**Saved entries**
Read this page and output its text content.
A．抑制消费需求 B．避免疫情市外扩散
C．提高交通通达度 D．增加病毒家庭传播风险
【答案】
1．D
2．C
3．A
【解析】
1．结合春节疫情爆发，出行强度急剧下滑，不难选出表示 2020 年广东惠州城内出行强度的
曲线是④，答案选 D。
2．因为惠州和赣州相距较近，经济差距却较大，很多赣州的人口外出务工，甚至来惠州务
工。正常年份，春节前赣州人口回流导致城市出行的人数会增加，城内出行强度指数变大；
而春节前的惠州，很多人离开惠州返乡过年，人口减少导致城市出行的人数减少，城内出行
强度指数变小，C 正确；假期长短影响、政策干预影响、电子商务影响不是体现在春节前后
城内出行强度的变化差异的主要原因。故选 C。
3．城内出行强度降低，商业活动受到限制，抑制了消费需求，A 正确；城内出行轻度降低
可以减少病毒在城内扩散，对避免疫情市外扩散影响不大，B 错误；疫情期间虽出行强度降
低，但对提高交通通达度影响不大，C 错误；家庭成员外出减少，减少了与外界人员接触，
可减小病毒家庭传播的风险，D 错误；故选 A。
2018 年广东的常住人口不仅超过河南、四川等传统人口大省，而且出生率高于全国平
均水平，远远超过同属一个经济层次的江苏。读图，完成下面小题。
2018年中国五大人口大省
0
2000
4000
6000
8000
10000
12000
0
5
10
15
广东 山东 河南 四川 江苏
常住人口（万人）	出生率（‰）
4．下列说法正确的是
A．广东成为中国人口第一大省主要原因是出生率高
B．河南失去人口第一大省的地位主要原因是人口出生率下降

**PROBLEM TO WORK ON**
Print the listing above in full, exactly as it is.

**TASK SOLUTION**
Read this page and output its text content.
A．抑制消费需求 B．避免疫情市外扩散
C．提高交通通达度 D．增加病毒家庭传播风险
【答案】
1．D
2．C
3．A
【解析】
1．结合春节疫情爆发，出行强度急剧下滑，不难选出表示 2020 年广东惠州城内出行强度的
曲线是④，答案选 D。
2．因为惠州和赣州相距较近，经济差距却较大，很多赣州的人口外出务工，甚至来惠州务
工。正常年份，春节前赣州人口回流导致城市出行的人数会增加，城内出行强度指数变大；
而春节前的惠州，很多人离开惠州返乡过年，人口减少导致城市出行的人数减少，城内出行
强度指数变小，C 正确；假期长短影响、政策干预影响、电子商务影响不是体现在春节前后
城内出行强度的变化差异的主要原因。故选 C。
3．城内出行强度降低，商业活动受到限制，抑制了消费需求，A 正确；城内出行轻度降低
可以减少病毒在城内扩散，对避免疫情市外扩散影响不大，B 错误；疫情期间虽出行强度降
低，但对提高交通通达度影响不大，C 错误；家庭成员外出减少，减少了与外界人员接触，
可减小病毒家庭传播的风险，D 错误；故选 A。
2018 年广东的常住人口不仅超过河南、四川等传统人口大省，而且出生率高于全国平
均水平，远远超过同属一个经济层次的江苏。读图，完成下面小题。
2018年中国五大人口大省
0
2000
4000
6000
8000
10000
12000
0
5
10
15
广东 山东 河南 四川 江苏
常住人口（万人）	出生率（‰）
4．下列说法正确的是
A．广东成为中国人口第一大省主要原因是出生率高
B．河南失去人口第一大省的地位主要原因是人口出生率下降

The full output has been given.